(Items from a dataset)

▬▬▬

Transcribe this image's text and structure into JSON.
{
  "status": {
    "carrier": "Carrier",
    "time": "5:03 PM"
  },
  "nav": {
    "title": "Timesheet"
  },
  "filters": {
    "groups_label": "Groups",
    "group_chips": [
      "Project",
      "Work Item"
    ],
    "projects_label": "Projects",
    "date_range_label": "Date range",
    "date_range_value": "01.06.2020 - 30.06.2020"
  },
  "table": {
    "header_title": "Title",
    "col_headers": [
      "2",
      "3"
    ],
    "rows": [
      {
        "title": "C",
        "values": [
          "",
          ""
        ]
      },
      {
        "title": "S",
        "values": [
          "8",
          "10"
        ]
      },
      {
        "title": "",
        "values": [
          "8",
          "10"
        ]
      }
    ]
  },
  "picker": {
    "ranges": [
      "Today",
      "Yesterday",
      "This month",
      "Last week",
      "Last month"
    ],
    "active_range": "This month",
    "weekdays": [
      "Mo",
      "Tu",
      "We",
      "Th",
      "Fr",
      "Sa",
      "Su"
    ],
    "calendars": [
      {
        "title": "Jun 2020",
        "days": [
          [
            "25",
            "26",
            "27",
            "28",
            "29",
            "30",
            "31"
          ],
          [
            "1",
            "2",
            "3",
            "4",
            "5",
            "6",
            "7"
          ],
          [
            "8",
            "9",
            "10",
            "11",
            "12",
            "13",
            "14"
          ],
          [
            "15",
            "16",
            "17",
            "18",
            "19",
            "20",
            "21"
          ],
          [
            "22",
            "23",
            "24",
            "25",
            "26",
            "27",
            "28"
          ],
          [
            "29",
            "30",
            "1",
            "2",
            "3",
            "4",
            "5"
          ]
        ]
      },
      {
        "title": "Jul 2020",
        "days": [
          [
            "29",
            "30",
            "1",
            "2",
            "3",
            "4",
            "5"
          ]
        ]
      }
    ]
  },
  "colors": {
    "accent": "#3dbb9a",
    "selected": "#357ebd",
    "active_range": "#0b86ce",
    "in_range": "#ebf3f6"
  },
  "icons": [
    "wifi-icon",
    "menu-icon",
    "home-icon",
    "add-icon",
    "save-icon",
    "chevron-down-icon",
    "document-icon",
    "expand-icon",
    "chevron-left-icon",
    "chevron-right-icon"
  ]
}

▬▬▬

Print every entry exactly as it appears.

Transcribe this image's text and structure into JSON.
{
  "status": {
    "carrier": "Carrier",
    "time": "5:03 PM"
  },
  "nav": {
    "title": "Timesheet"
  },
  "filters": {
    "groups_label": "Groups",
    "group_chips": [
      "Project",
      "Work Item"
    ],
    "projects_label": "Projects",
    "date_range_label": "Date range",
    "date_range_value": "01.06.2020 - 30.06.2020"
  },
  "table": {
    "header_title": "Title",
    "col_headers": [
      "2",
      "3"
    ],
    "rows": [
      {
        "title": "C",
        "values": [
          "",
          ""
        ]
      },
      {
        "title": "S",
        "values": [
          "8",
          "10"
        ]
      },
      {
        "title": "",
        "values": [
          "8",
          "10"
        ]
      }
    ]
  },
  "picker": {
    "ranges": [
      "Today",
      "Yesterday",
      "This month",
      "Last week",
      "Last month"
    ],
    "active_range": "This month",
    "weekdays": [
      "Mo",
      "Tu",
      "We",
      "Th",
      "Fr",
      "Sa",
      "Su"
    ],
    "calendars": [
      {
        "title": "Jun 2020",
        "days": [
          [
            "25",
            "26",
            "27",
            "28",
            "29",
            "30",
            "31"
          ],
          [
            "1",
            "2",
            "3",
            "4",
            "5",
            "6",
            "7"
          ],
          [
            "8",
            "9",
            "10",
            "11",
            "12",
            "13",
            "14"
          ],
          [
            "15",
            "16",
            "17",
            "18",
            "19",
            "20",
            "21"
          ],
          [
            "22",
            "23",
            "24",
            "25",
            "26",
            "27",
            "28"
          ],
          [
            "29",
            "30",
            "1",
            "2",
            "3",
            "4",
            "5"
          ]
        ]
      },
      {
        "title": "Jul 2020",
        "days": [
          [
            "29",
            "30",
            "1",
            "2",
            "3",
            "4",
            "5"
          ]
        ]
      }
    ]
  },
  "colors": {
    "accent": "#3dbb9a",
    "selected": "#357ebd",
    "active_range": "#0b86ce",
    "in_range": "#ebf3f6"
  },
  "icons": [
    "wifi-icon",
    "menu-icon",
    "home-icon",
    "add-icon",
    "save-icon",
    "chevron-down-icon",
    "document-icon",
    "expand-icon",
    "chevron-left-icon",
    "chevron-right-icon"
  ]
}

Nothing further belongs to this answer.